----- Provided text -----

The Institute for Marketecology (IMO) will be one of three third-party certifiers for the Whole Trade Guarantee program at Whole Foods, which aims to help end poverty in developing countries through the payment of honest, respectable prices for products headed for its stores.
The IMO said its Fair For Life certification program offers the prospect of fairtrade certification to an array of materials and products for which it previously did not exist, including multi-ingredient products and wild harvested produce.
IMO said: “Many important commodities from genuine fairtrade projects in developing countries can presently not be certified under the system adopted by the Fairtrade Labeling Organization since FLO has not yet developed the respective product standards.
“Examples include olive oil from the West Bank and Israel, coconut oil from Asia and Africa, palm oil from Africa, apples from small-scale farmers in remote areas of South America, and most aromatic plants used in cosmetics and nutritional food.”
The Fair For Life certification, which was introduced in 2006, is part of the IMO Social & FairTrade Programme and is based on several sets of key baseline standards, such as the ILO conventions, FLO Fairtrade standards, SA8000, and IFOAM Social Criteria.
It says that it allows for “meaningful certification” of multi-ingredient products by using content rules that are modeled after those for organic products and by reviewing all critical steps in the value chain.
Companies with Fair for Life certification are also offered incentives for continuous improvement of social and trade conditions.
The ILO said Fair For Life was a “ brand neutral, third-party certification program for social accountability and fairtrade to complement existing fairtrade certification systems”.
Logos and labels
The Fair Trade Federation of North America offers guidance on how to know if a particular product or business is fair trade.
It states: “There are two types of organizations involved in fair trade. Some certify specific commodities, regardless of to whom they are sold; others screen organizations for their full commitment to fair trade, regardless of what products they sell.
“Member organizations of the Fair Trade Federation usually display the FTF logo on their business materials, are listed on the FTF website, and may have the words “Member of the Fair Trade Federation” on their products.
“The Fairtrade Labelling Organization and its North American affiliates, TransFair USA and TransFair Canada, allow their label on the products they have certified.”

----- Dataset excerpts -----

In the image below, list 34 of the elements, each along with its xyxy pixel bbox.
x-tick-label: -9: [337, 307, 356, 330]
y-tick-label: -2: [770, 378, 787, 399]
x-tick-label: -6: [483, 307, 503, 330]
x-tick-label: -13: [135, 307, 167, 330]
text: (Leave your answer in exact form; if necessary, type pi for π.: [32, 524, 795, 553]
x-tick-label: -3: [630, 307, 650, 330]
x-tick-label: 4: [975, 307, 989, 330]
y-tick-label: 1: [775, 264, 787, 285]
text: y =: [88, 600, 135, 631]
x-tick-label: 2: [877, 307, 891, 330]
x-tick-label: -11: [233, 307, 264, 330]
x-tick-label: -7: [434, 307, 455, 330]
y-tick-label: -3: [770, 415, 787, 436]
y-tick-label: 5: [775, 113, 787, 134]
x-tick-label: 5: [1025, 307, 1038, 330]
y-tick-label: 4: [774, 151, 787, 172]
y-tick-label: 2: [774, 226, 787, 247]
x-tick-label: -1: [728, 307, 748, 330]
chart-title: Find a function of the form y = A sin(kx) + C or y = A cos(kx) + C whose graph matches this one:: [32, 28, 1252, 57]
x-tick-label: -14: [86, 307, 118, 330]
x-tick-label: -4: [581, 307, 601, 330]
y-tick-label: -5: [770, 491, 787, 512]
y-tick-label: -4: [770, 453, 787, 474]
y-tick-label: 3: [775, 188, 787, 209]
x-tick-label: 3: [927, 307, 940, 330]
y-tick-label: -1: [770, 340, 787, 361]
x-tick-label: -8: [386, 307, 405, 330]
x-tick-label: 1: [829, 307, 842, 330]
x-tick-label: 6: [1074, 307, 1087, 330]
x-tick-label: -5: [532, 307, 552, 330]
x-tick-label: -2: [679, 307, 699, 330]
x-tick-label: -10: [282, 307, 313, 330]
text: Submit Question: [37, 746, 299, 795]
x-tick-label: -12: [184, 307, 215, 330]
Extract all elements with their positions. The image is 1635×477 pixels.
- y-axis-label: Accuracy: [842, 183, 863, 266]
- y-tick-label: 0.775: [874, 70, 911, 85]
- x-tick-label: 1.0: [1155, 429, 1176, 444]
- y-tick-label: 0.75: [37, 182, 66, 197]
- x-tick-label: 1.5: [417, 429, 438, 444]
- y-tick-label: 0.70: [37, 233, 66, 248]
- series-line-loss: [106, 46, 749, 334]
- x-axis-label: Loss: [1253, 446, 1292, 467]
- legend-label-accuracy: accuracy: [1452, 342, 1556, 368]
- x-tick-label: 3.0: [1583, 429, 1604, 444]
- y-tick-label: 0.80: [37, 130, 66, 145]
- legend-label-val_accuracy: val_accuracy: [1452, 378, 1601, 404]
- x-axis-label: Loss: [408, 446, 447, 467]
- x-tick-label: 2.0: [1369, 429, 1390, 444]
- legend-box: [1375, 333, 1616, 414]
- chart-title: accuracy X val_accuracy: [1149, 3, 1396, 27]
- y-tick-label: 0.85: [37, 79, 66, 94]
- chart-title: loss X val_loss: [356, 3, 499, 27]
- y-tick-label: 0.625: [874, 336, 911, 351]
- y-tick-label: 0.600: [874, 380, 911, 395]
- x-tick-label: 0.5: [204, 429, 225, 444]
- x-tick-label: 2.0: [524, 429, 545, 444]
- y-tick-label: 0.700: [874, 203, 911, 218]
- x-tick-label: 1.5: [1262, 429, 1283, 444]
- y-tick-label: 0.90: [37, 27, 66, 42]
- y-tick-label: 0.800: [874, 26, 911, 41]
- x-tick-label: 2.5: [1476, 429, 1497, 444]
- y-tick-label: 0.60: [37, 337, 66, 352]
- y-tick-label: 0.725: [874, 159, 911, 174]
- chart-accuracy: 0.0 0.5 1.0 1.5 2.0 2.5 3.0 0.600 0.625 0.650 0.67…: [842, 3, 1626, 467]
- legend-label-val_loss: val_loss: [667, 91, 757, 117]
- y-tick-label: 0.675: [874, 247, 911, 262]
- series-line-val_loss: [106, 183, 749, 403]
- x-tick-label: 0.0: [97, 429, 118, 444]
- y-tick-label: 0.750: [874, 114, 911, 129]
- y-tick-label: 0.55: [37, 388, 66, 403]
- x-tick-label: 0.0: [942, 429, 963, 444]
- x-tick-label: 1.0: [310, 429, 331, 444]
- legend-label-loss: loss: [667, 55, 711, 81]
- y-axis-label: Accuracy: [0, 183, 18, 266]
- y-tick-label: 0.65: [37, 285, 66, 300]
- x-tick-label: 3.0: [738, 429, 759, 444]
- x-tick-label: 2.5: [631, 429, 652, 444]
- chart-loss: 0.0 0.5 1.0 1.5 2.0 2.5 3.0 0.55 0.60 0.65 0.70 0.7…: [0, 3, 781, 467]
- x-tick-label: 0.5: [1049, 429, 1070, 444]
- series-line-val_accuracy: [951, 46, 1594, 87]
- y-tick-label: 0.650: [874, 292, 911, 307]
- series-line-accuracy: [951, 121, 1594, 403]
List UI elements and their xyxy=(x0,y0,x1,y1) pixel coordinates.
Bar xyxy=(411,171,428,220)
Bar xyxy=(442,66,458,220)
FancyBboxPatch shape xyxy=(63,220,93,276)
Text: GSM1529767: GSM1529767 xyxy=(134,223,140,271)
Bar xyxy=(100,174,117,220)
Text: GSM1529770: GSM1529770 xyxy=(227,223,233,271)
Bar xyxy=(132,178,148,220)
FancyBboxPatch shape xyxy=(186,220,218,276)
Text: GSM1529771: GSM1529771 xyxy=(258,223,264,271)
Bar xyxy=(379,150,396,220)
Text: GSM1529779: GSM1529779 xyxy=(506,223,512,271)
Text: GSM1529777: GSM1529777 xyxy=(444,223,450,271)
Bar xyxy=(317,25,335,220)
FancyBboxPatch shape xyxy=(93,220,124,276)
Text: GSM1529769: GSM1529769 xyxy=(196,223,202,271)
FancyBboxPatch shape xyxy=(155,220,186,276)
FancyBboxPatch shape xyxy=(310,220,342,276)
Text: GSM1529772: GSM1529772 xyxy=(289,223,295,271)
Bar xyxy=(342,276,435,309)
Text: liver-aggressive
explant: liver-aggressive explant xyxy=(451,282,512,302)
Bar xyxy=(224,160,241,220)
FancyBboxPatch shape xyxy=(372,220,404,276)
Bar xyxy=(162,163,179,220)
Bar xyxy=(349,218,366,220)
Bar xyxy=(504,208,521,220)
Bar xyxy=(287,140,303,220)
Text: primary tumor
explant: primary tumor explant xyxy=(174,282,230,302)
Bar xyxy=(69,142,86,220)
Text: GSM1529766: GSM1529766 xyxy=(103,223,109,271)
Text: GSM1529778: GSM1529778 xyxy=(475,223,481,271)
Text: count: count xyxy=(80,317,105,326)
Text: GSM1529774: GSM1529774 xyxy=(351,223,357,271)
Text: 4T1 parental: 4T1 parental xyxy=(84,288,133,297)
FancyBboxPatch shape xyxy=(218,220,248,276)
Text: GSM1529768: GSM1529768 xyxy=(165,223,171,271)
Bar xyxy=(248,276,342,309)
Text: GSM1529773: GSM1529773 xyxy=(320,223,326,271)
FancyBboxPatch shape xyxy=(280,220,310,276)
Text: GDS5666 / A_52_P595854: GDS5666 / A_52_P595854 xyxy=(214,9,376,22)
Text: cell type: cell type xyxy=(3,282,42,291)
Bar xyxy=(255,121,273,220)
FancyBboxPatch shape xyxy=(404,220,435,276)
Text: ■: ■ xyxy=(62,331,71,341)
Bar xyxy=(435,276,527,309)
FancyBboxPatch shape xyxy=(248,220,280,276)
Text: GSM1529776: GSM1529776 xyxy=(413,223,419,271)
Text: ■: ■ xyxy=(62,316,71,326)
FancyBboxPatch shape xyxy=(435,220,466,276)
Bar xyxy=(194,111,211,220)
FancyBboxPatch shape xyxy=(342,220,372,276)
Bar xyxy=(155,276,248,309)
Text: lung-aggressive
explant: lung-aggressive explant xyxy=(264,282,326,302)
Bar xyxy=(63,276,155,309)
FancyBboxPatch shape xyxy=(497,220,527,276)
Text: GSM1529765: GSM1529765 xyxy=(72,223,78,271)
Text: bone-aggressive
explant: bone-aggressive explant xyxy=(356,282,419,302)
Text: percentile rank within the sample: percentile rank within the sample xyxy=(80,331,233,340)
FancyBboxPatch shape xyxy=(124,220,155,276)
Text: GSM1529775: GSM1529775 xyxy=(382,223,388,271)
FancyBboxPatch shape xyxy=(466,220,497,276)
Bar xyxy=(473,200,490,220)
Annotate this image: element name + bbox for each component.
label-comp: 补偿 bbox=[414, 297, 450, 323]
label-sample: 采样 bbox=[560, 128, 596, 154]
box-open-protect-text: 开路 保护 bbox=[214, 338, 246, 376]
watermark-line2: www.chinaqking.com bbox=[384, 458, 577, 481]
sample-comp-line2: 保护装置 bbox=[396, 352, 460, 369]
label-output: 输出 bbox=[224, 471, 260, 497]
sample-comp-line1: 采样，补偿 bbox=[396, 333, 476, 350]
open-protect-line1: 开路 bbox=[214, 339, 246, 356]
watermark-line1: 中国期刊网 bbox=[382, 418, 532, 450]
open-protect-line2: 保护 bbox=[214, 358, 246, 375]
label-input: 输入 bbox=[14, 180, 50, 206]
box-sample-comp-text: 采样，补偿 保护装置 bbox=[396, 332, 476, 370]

-----

**Directions:**
**1)** List the sets of key baseline standards on which the Fair For Life certification is based, according to the text on fairtrade certification.
**2)** Decide whether each statement agrees with the text on fairtrade certification. Answer yes or no, and quote the words from the text that settle it.
(a) The Fair For Life certification was introduced in 2006.
(b) IMO is the only third-party certifier for the Whole Trade Guarantee program at Whole Foods.
(c) Member organizations of the Fair Trade Federation may put the words "Member of the Fair Trade Federation" on their products.
**3)** Transcribe the part of the text on fairtrade certification starting with "The IMO said" and going on through "respective product standards.".

**Completed exercise:**
**1)**
- ILO conventions
- FLO Fairtrade standards
- SA8000
- IFOAM Social Criteria

**2)**
(a) Yes: "The Fair For Life certification, which was introduced in 2006"
(b) No: "will be one of three third-party certifiers for the Whole Trade Guarantee program at Whole Foods"
(c) Yes: "may have the words “Member of the Fair Trade Federation” on their products"

**3)**
The IMO said its Fair For Life certification program offers the prospect of fairtrade certification to an array of materials and products for which it previously did not exist, including multi-ingredient products and wild harvested produce.
IMO said: “Many important commodities from genuine fairtrade projects in developing countries can presently not be certified under the system adopted by the Fairtrade Labeling Organization since FLO has not yet developed the respective product standards.